---------- Extracted information
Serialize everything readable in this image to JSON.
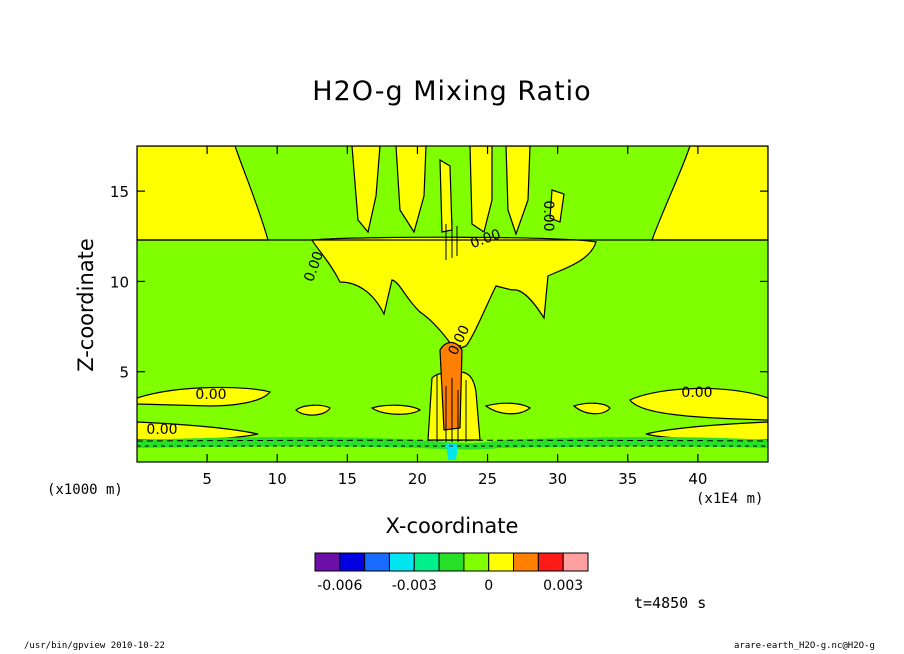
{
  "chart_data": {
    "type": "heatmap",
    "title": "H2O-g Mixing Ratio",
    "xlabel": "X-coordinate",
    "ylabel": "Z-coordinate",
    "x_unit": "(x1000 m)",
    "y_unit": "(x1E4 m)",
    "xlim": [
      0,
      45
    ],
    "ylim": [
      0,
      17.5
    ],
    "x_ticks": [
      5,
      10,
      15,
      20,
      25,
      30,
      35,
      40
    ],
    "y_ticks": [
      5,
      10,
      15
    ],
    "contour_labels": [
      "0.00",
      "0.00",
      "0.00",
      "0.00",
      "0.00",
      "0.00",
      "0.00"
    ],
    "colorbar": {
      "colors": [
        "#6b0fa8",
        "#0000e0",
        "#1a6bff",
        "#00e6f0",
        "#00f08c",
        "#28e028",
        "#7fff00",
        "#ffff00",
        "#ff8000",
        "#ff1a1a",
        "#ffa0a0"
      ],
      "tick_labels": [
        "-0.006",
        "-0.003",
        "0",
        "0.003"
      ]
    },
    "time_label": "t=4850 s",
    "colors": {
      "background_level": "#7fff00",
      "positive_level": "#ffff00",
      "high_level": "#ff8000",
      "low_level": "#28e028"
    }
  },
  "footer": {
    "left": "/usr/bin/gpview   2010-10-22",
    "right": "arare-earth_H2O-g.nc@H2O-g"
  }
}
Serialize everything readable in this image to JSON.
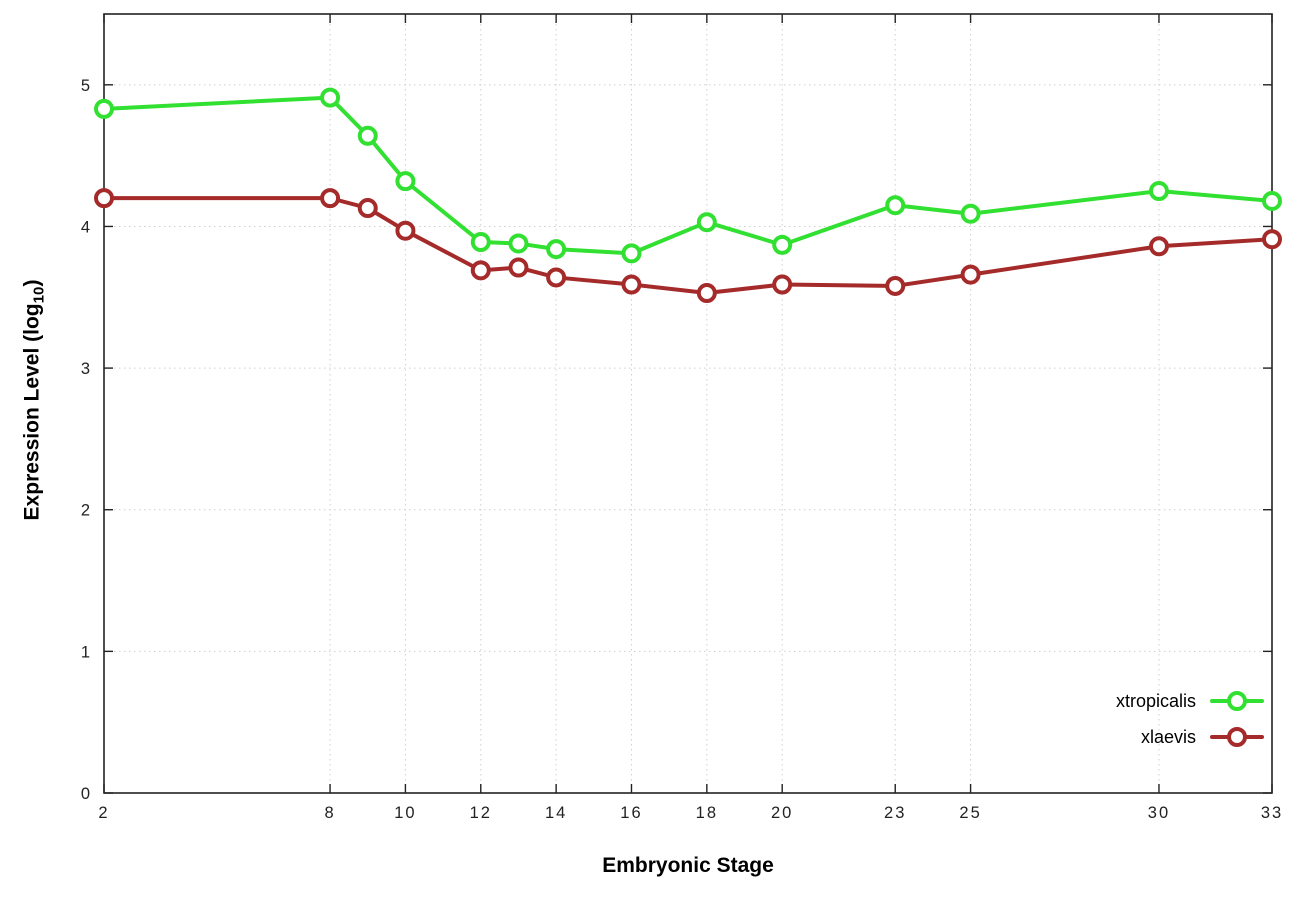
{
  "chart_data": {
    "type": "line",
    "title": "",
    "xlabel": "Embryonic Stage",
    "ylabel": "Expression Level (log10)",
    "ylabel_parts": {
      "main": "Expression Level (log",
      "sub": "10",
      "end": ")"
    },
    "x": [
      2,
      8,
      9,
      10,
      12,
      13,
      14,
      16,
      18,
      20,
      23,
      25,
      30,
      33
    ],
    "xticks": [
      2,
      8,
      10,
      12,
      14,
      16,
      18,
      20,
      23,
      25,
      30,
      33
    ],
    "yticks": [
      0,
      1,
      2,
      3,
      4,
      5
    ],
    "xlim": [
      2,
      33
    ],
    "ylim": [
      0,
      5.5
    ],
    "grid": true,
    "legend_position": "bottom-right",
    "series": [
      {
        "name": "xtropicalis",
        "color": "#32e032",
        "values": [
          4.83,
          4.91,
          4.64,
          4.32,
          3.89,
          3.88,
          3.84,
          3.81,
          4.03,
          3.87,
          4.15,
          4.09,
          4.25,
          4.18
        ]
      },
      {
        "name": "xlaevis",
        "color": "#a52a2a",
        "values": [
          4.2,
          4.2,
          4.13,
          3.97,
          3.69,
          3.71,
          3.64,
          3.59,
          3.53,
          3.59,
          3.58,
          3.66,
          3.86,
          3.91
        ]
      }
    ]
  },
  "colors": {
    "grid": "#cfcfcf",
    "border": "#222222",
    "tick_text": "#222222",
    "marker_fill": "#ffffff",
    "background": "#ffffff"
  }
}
--------------------
What you should do — Without the pictures, extract every entry verbatim.

Output for this task —
Serialize everything readable in this image to JSON.
{
  "chart_data": {
    "type": "heatmap",
    "title": "H2O-g Mixing Ratio",
    "xlabel": "X-coordinate",
    "ylabel": "Z-coordinate",
    "x_unit": "(x1000 m)",
    "y_unit": "(x1E4 m)",
    "xlim": [
      0,
      45
    ],
    "ylim": [
      0,
      17.5
    ],
    "x_ticks": [
      5,
      10,
      15,
      20,
      25,
      30,
      35,
      40
    ],
    "y_ticks": [
      5,
      10,
      15
    ],
    "contour_labels": [
      "0.00",
      "0.00",
      "0.00",
      "0.00",
      "0.00",
      "0.00",
      "0.00"
    ],
    "colorbar": {
      "colors": [
        "#6b0fa8",
        "#0000e0",
        "#1a6bff",
        "#00e6f0",
        "#00f08c",
        "#28e028",
        "#7fff00",
        "#ffff00",
        "#ff8000",
        "#ff1a1a",
        "#ffa0a0"
      ],
      "tick_labels": [
        "-0.006",
        "-0.003",
        "0",
        "0.003"
      ]
    },
    "time_label": "t=4850 s",
    "colors": {
      "background_level": "#7fff00",
      "positive_level": "#ffff00",
      "high_level": "#ff8000",
      "low_level": "#28e028"
    }
  },
  "footer": {
    "left": "/usr/bin/gpview   2010-10-22",
    "right": "arare-earth_H2O-g.nc@H2O-g"
  }
}
Serialize everything readable in this image to JSON.
{
  "chart_data": {
    "type": "line",
    "title": "",
    "xlabel": "Embryonic Stage",
    "ylabel": "Expression Level (log10)",
    "ylabel_parts": {
      "main": "Expression Level (log",
      "sub": "10",
      "end": ")"
    },
    "x": [
      2,
      8,
      9,
      10,
      12,
      13,
      14,
      16,
      18,
      20,
      23,
      25,
      30,
      33
    ],
    "xticks": [
      2,
      8,
      10,
      12,
      14,
      16,
      18,
      20,
      23,
      25,
      30,
      33
    ],
    "yticks": [
      0,
      1,
      2,
      3,
      4,
      5
    ],
    "xlim": [
      2,
      33
    ],
    "ylim": [
      0,
      5.5
    ],
    "grid": true,
    "legend_position": "bottom-right",
    "series": [
      {
        "name": "xtropicalis",
        "color": "#32e032",
        "values": [
          4.83,
          4.91,
          4.64,
          4.32,
          3.89,
          3.88,
          3.84,
          3.81,
          4.03,
          3.87,
          4.15,
          4.09,
          4.25,
          4.18
        ]
      },
      {
        "name": "xlaevis",
        "color": "#a52a2a",
        "values": [
          4.2,
          4.2,
          4.13,
          3.97,
          3.69,
          3.71,
          3.64,
          3.59,
          3.53,
          3.59,
          3.58,
          3.66,
          3.86,
          3.91
        ]
      }
    ]
  },
  "colors": {
    "grid": "#cfcfcf",
    "border": "#222222",
    "tick_text": "#222222",
    "marker_fill": "#ffffff",
    "background": "#ffffff"
  }
}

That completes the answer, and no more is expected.